Problem statement:
In the records below, work out how many lines hold the word "text". Report the number alone.

------------------------------------

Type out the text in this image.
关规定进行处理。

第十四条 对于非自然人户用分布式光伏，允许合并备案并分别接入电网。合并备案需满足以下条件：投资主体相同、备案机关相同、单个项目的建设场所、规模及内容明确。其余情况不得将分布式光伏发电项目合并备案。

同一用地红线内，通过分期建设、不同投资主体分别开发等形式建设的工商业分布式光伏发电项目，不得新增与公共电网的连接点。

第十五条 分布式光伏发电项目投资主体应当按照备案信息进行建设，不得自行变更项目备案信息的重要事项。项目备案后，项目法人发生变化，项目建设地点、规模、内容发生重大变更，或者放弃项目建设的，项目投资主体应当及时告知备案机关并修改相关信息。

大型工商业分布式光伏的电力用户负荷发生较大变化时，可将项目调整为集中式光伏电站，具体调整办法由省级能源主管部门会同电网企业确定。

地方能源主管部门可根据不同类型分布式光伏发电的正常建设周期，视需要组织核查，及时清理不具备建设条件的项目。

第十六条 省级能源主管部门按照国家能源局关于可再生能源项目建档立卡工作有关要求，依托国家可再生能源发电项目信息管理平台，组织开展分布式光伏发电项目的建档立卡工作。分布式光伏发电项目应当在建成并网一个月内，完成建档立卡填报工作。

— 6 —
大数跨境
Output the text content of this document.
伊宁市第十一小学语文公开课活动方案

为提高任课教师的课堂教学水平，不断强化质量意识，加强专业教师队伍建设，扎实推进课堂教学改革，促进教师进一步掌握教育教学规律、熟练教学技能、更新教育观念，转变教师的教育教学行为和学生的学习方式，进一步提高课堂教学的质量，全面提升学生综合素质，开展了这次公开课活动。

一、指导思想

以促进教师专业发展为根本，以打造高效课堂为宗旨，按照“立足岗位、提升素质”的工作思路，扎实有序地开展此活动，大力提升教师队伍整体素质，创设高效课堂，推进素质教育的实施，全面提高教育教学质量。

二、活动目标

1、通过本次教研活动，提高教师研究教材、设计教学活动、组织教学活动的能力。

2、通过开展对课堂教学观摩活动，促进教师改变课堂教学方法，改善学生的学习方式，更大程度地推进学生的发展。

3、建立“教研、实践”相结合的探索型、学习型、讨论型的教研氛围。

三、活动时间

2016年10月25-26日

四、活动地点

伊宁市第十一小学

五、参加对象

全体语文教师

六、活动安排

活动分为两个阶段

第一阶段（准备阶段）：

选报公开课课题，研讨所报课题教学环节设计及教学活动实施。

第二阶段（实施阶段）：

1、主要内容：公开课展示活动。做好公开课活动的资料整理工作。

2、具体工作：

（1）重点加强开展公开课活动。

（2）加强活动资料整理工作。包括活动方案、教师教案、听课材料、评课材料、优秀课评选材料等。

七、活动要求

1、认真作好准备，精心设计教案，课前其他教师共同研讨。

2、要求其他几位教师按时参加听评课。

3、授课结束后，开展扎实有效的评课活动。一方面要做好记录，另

------------------------------------

Solution to the problem:
2